__Data section__
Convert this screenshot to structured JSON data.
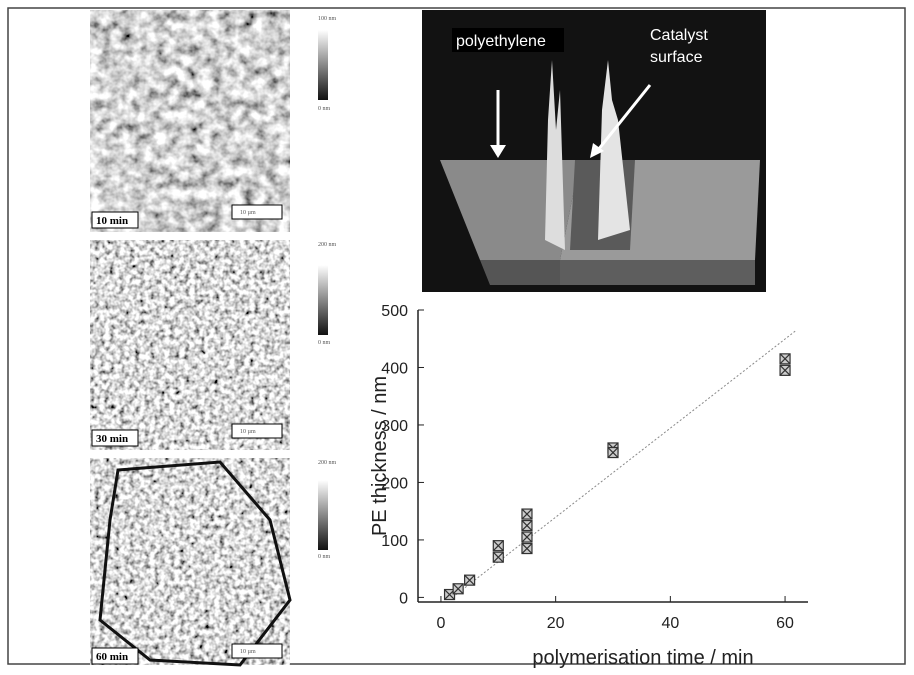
{
  "panels": [
    {
      "time_label": "10 min",
      "scale_label": "10 µm",
      "colorbar": [
        "100 nm",
        "0 nm"
      ]
    },
    {
      "time_label": "30 min",
      "scale_label": "10 µm",
      "colorbar": [
        "200 nm",
        "0 nm"
      ]
    },
    {
      "time_label": "60 min",
      "scale_label": "10 µm",
      "colorbar": [
        "200 nm",
        "0 nm"
      ]
    }
  ],
  "surface_image": {
    "labels": [
      "polyethylene",
      [
        "Catalyst",
        "surface"
      ]
    ]
  },
  "chart_data": {
    "type": "scatter",
    "x_label": "polymerisation time / min",
    "y_label": "PE thickness / nm",
    "x": [
      1.5,
      3,
      5,
      10,
      10,
      15,
      15,
      15,
      15,
      30,
      30,
      60,
      60
    ],
    "values": [
      5,
      15,
      30,
      90,
      70,
      145,
      125,
      105,
      85,
      260,
      252,
      415,
      395
    ],
    "color": "#333333",
    "fit": {
      "x": [
        2,
        62
      ],
      "values": [
        0,
        465
      ]
    },
    "xlim": [
      -4,
      64
    ],
    "ylim": [
      -8,
      500
    ],
    "xticks": [
      0,
      20,
      40,
      60
    ],
    "yticks": [
      0,
      100,
      200,
      300,
      400,
      500
    ]
  }
}
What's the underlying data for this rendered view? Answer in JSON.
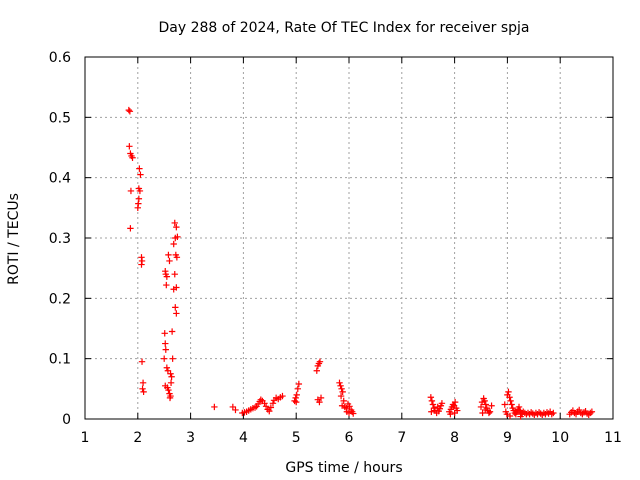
{
  "chart_data": {
    "type": "scatter",
    "title": "Day 288 of 2024, Rate Of TEC Index for receiver spja",
    "xlabel": "GPS time / hours",
    "ylabel": "ROTI / TECUs",
    "xlim": [
      1,
      11
    ],
    "ylim": [
      0,
      0.6
    ],
    "xticks": [
      1,
      2,
      3,
      4,
      5,
      6,
      7,
      8,
      9,
      10,
      11
    ],
    "xtick_labels": [
      "1",
      "2",
      "3",
      "4",
      "5",
      "6",
      "7",
      "8",
      "9",
      "10",
      "11"
    ],
    "yticks": [
      0,
      0.1,
      0.2,
      0.3,
      0.4,
      0.5,
      0.6
    ],
    "ytick_labels": [
      "0",
      "0.1",
      "0.2",
      "0.3",
      "0.4",
      "0.5",
      "0.6"
    ],
    "grid": true,
    "marker": "+",
    "color": "#ff0000",
    "series": [
      {
        "name": "spja",
        "points": [
          [
            1.83,
            0.512
          ],
          [
            1.85,
            0.51
          ],
          [
            1.84,
            0.452
          ],
          [
            1.86,
            0.44
          ],
          [
            1.88,
            0.436
          ],
          [
            1.9,
            0.433
          ],
          [
            1.87,
            0.378
          ],
          [
            1.86,
            0.316
          ],
          [
            2.03,
            0.415
          ],
          [
            2.05,
            0.405
          ],
          [
            2.02,
            0.382
          ],
          [
            2.04,
            0.378
          ],
          [
            2.02,
            0.365
          ],
          [
            2.01,
            0.357
          ],
          [
            2.0,
            0.35
          ],
          [
            2.07,
            0.268
          ],
          [
            2.08,
            0.262
          ],
          [
            2.07,
            0.256
          ],
          [
            2.08,
            0.095
          ],
          [
            2.1,
            0.06
          ],
          [
            2.09,
            0.05
          ],
          [
            2.11,
            0.045
          ],
          [
            2.52,
            0.245
          ],
          [
            2.53,
            0.24
          ],
          [
            2.55,
            0.236
          ],
          [
            2.54,
            0.222
          ],
          [
            2.58,
            0.272
          ],
          [
            2.6,
            0.262
          ],
          [
            2.51,
            0.142
          ],
          [
            2.52,
            0.125
          ],
          [
            2.53,
            0.115
          ],
          [
            2.5,
            0.1
          ],
          [
            2.55,
            0.085
          ],
          [
            2.57,
            0.08
          ],
          [
            2.52,
            0.055
          ],
          [
            2.56,
            0.052
          ],
          [
            2.58,
            0.048
          ],
          [
            2.6,
            0.042
          ],
          [
            2.62,
            0.038
          ],
          [
            2.61,
            0.035
          ],
          [
            2.63,
            0.06
          ],
          [
            2.64,
            0.07
          ],
          [
            2.62,
            0.075
          ],
          [
            2.66,
            0.1
          ],
          [
            2.65,
            0.145
          ],
          [
            2.7,
            0.325
          ],
          [
            2.73,
            0.318
          ],
          [
            2.75,
            0.302
          ],
          [
            2.68,
            0.29
          ],
          [
            2.71,
            0.3
          ],
          [
            2.72,
            0.272
          ],
          [
            2.74,
            0.268
          ],
          [
            2.7,
            0.24
          ],
          [
            2.68,
            0.215
          ],
          [
            2.73,
            0.218
          ],
          [
            2.71,
            0.185
          ],
          [
            2.73,
            0.175
          ],
          [
            3.45,
            0.02
          ],
          [
            3.8,
            0.02
          ],
          [
            3.85,
            0.015
          ],
          [
            3.98,
            0.01
          ],
          [
            4.02,
            0.011
          ],
          [
            4.06,
            0.012
          ],
          [
            4.1,
            0.014
          ],
          [
            4.14,
            0.016
          ],
          [
            4.18,
            0.018
          ],
          [
            4.22,
            0.019
          ],
          [
            4.25,
            0.021
          ],
          [
            4.28,
            0.025
          ],
          [
            4.31,
            0.029
          ],
          [
            4.33,
            0.032
          ],
          [
            4.36,
            0.03
          ],
          [
            4.4,
            0.026
          ],
          [
            4.43,
            0.021
          ],
          [
            4.46,
            0.016
          ],
          [
            4.49,
            0.013
          ],
          [
            4.52,
            0.019
          ],
          [
            4.56,
            0.026
          ],
          [
            4.58,
            0.031
          ],
          [
            4.62,
            0.035
          ],
          [
            4.66,
            0.033
          ],
          [
            4.7,
            0.036
          ],
          [
            4.74,
            0.038
          ],
          [
            4.97,
            0.03
          ],
          [
            4.99,
            0.035
          ],
          [
            5.01,
            0.04
          ],
          [
            5.03,
            0.05
          ],
          [
            5.05,
            0.058
          ],
          [
            5.0,
            0.028
          ],
          [
            5.39,
            0.08
          ],
          [
            5.41,
            0.088
          ],
          [
            5.43,
            0.092
          ],
          [
            5.45,
            0.095
          ],
          [
            5.41,
            0.032
          ],
          [
            5.44,
            0.028
          ],
          [
            5.47,
            0.035
          ],
          [
            5.82,
            0.06
          ],
          [
            5.84,
            0.055
          ],
          [
            5.86,
            0.05
          ],
          [
            5.88,
            0.045
          ],
          [
            5.85,
            0.038
          ],
          [
            5.9,
            0.03
          ],
          [
            5.87,
            0.022
          ],
          [
            5.92,
            0.02
          ],
          [
            5.95,
            0.018
          ],
          [
            5.98,
            0.025
          ],
          [
            6.01,
            0.021
          ],
          [
            6.04,
            0.015
          ],
          [
            6.06,
            0.012
          ],
          [
            6.08,
            0.009
          ],
          [
            5.96,
            0.012
          ],
          [
            6.0,
            0.01
          ],
          [
            7.55,
            0.036
          ],
          [
            7.57,
            0.03
          ],
          [
            7.59,
            0.024
          ],
          [
            7.61,
            0.018
          ],
          [
            7.63,
            0.014
          ],
          [
            7.56,
            0.012
          ],
          [
            7.66,
            0.01
          ],
          [
            7.7,
            0.013
          ],
          [
            7.72,
            0.017
          ],
          [
            7.74,
            0.022
          ],
          [
            7.76,
            0.026
          ],
          [
            7.68,
            0.02
          ],
          [
            7.9,
            0.012
          ],
          [
            7.93,
            0.016
          ],
          [
            7.95,
            0.02
          ],
          [
            7.97,
            0.024
          ],
          [
            7.99,
            0.022
          ],
          [
            8.01,
            0.028
          ],
          [
            8.03,
            0.018
          ],
          [
            8.05,
            0.014
          ],
          [
            7.92,
            0.008
          ],
          [
            8.0,
            0.01
          ],
          [
            8.5,
            0.02
          ],
          [
            8.52,
            0.028
          ],
          [
            8.55,
            0.034
          ],
          [
            8.57,
            0.03
          ],
          [
            8.59,
            0.024
          ],
          [
            8.61,
            0.018
          ],
          [
            8.63,
            0.014
          ],
          [
            8.65,
            0.01
          ],
          [
            8.67,
            0.012
          ],
          [
            8.53,
            0.01
          ],
          [
            8.58,
            0.015
          ],
          [
            8.7,
            0.022
          ],
          [
            8.95,
            0.024
          ],
          [
            8.97,
            0.012
          ],
          [
            8.99,
            0.008
          ],
          [
            9.0,
            0.04
          ],
          [
            9.02,
            0.045
          ],
          [
            9.04,
            0.036
          ],
          [
            9.06,
            0.03
          ],
          [
            9.08,
            0.024
          ],
          [
            9.1,
            0.018
          ],
          [
            9.12,
            0.014
          ],
          [
            9.14,
            0.01
          ],
          [
            9.16,
            0.008
          ],
          [
            9.18,
            0.012
          ],
          [
            9.2,
            0.016
          ],
          [
            9.22,
            0.02
          ],
          [
            9.24,
            0.014
          ],
          [
            9.26,
            0.01
          ],
          [
            9.28,
            0.008
          ],
          [
            9.3,
            0.012
          ],
          [
            9.33,
            0.01
          ],
          [
            9.36,
            0.008
          ],
          [
            9.39,
            0.01
          ],
          [
            9.42,
            0.008
          ],
          [
            9.45,
            0.011
          ],
          [
            9.48,
            0.009
          ],
          [
            9.51,
            0.007
          ],
          [
            9.54,
            0.01
          ],
          [
            9.57,
            0.008
          ],
          [
            9.6,
            0.011
          ],
          [
            9.63,
            0.009
          ],
          [
            9.66,
            0.007
          ],
          [
            9.69,
            0.01
          ],
          [
            9.72,
            0.008
          ],
          [
            9.75,
            0.011
          ],
          [
            9.78,
            0.009
          ],
          [
            9.81,
            0.012
          ],
          [
            9.84,
            0.008
          ],
          [
            9.87,
            0.01
          ],
          [
            9.05,
            0.005
          ],
          [
            9.25,
            0.004
          ],
          [
            10.18,
            0.008
          ],
          [
            10.21,
            0.011
          ],
          [
            10.24,
            0.014
          ],
          [
            10.27,
            0.01
          ],
          [
            10.3,
            0.008
          ],
          [
            10.33,
            0.012
          ],
          [
            10.36,
            0.015
          ],
          [
            10.39,
            0.01
          ],
          [
            10.42,
            0.008
          ],
          [
            10.45,
            0.011
          ],
          [
            10.48,
            0.013
          ],
          [
            10.51,
            0.009
          ],
          [
            10.54,
            0.007
          ],
          [
            10.57,
            0.01
          ],
          [
            10.6,
            0.012
          ]
        ]
      }
    ]
  }
}
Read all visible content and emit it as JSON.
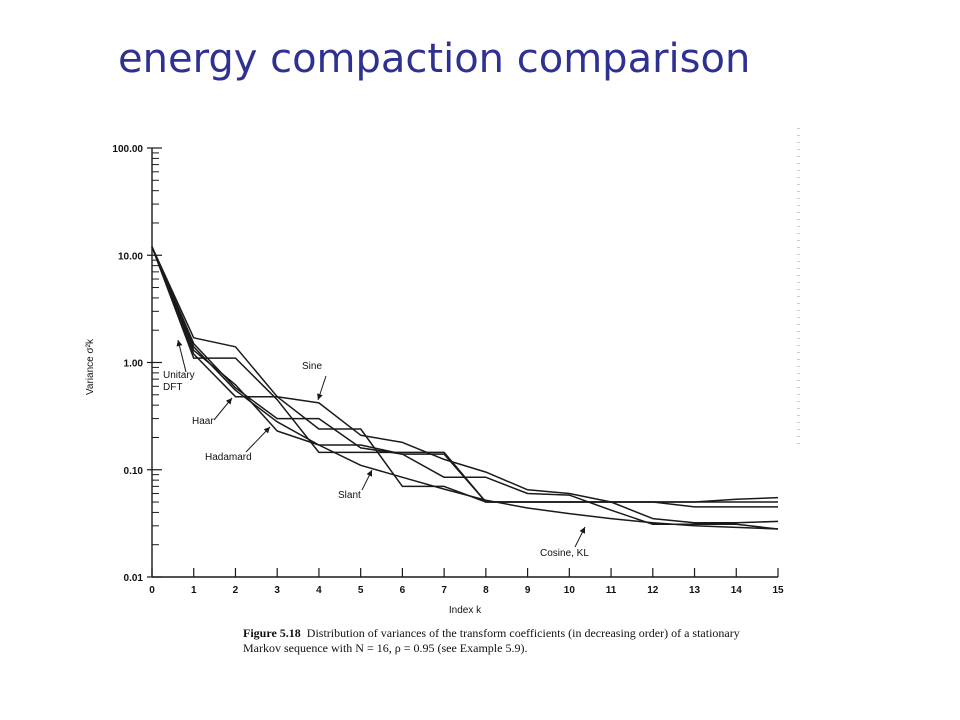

__Task brief__
Copy every line of the entries above in which "spja" occurs.

__Answer for this exercise__
    "title": "Day 288 of 2024, Rate Of TEC Index for receiver spja",
        "name": "spja",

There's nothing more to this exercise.